* START Supplied records *
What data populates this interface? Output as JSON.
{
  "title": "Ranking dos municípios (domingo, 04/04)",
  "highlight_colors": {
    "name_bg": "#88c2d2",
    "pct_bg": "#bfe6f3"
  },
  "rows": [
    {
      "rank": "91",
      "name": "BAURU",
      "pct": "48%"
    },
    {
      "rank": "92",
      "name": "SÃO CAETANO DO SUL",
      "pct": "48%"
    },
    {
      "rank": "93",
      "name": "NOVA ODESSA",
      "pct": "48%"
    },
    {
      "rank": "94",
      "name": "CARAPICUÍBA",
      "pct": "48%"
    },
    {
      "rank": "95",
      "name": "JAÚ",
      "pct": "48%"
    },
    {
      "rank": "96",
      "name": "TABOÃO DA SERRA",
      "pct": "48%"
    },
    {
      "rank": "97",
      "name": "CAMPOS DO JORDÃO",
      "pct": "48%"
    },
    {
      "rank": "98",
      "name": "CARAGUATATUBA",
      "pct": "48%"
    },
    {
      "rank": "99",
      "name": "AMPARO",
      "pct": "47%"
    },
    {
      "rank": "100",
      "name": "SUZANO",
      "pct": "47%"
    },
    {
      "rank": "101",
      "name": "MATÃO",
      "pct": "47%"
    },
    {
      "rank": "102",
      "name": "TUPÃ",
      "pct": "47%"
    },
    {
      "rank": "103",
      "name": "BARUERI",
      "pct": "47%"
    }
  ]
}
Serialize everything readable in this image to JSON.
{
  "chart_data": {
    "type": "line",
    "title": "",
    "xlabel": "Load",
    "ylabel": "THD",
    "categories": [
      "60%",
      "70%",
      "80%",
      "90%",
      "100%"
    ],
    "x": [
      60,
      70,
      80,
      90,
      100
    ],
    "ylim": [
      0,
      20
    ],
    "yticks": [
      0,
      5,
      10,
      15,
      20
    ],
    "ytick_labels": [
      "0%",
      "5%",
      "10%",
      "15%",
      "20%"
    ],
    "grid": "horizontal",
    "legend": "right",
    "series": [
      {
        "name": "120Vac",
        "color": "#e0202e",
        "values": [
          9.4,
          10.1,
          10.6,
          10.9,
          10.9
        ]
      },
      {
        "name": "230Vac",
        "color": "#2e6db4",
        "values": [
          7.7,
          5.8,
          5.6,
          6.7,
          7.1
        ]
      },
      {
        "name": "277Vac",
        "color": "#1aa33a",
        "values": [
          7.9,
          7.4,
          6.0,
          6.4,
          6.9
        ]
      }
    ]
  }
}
* END Supplied records *
Exercise prompt:
Extract each line holding the word "JSON" from the records.

Response to the task:
What data populates this interface? Output as JSON.
Serialize everything readable in this image to JSON.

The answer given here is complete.